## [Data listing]
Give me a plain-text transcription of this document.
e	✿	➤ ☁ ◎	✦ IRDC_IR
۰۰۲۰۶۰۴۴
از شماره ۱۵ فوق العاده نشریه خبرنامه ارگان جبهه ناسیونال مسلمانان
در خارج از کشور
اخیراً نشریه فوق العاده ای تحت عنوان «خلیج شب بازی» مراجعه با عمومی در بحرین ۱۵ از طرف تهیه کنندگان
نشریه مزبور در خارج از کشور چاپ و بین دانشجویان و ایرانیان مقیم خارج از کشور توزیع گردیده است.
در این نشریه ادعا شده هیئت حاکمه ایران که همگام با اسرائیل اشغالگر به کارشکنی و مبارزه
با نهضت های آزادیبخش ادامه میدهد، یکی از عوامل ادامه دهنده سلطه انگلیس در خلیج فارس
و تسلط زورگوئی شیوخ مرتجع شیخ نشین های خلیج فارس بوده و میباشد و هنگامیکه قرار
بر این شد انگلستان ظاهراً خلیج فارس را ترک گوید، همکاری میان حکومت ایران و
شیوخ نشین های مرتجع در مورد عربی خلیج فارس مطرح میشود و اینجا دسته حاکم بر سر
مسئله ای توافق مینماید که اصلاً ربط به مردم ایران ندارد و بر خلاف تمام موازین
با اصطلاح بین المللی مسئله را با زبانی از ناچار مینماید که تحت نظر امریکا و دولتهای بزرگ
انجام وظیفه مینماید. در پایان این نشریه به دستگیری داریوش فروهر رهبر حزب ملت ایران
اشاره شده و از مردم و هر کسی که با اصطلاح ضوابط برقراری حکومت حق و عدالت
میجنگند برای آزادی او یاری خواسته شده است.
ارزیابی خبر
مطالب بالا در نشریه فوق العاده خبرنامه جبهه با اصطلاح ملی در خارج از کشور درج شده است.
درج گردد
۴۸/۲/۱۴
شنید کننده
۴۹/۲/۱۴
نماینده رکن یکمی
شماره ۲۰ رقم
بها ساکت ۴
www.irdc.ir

## [Task goal]
Transcribe all lines as written.

## [Full output]
Give me a plain-text transcription of this document.
e	✿	➤ ☁ ◎	✦ IRDC_IR
۰۰۲۰۶۰۴۴
از شماره ۱۵ فوق العاده نشریه خبرنامه ارگان جبهه ناسیونال مسلمانان
در خارج از کشور
اخیراً نشریه فوق العاده ای تحت عنوان «خلیج شب بازی» مراجعه با عمومی در بحرین ۱۵ از طرف تهیه کنندگان
نشریه مزبور در خارج از کشور چاپ و بین دانشجویان و ایرانیان مقیم خارج از کشور توزیع گردیده است.
در این نشریه ادعا شده هیئت حاکمه ایران که همگام با اسرائیل اشغالگر به کارشکنی و مبارزه
با نهضت های آزادیبخش ادامه میدهد، یکی از عوامل ادامه دهنده سلطه انگلیس در خلیج فارس
و تسلط زورگوئی شیوخ مرتجع شیخ نشین های خلیج فارس بوده و میباشد و هنگامیکه قرار
بر این شد انگلستان ظاهراً خلیج فارس را ترک گوید، همکاری میان حکومت ایران و
شیوخ نشین های مرتجع در مورد عربی خلیج فارس مطرح میشود و اینجا دسته حاکم بر سر
مسئله ای توافق مینماید که اصلاً ربط به مردم ایران ندارد و بر خلاف تمام موازین
با اصطلاح بین المللی مسئله را با زبانی از ناچار مینماید که تحت نظر امریکا و دولتهای بزرگ
انجام وظیفه مینماید. در پایان این نشریه به دستگیری داریوش فروهر رهبر حزب ملت ایران
اشاره شده و از مردم و هر کسی که با اصطلاح ضوابط برقراری حکومت حق و عدالت
میجنگند برای آزادی او یاری خواسته شده است.
ارزیابی خبر
مطالب بالا در نشریه فوق العاده خبرنامه جبهه با اصطلاح ملی در خارج از کشور درج شده است.
درج گردد
۴۸/۲/۱۴
شنید کننده
۴۹/۲/۱۴
نماینده رکن یکمی
شماره ۲۰ رقم
بها ساکت ۴
www.irdc.ir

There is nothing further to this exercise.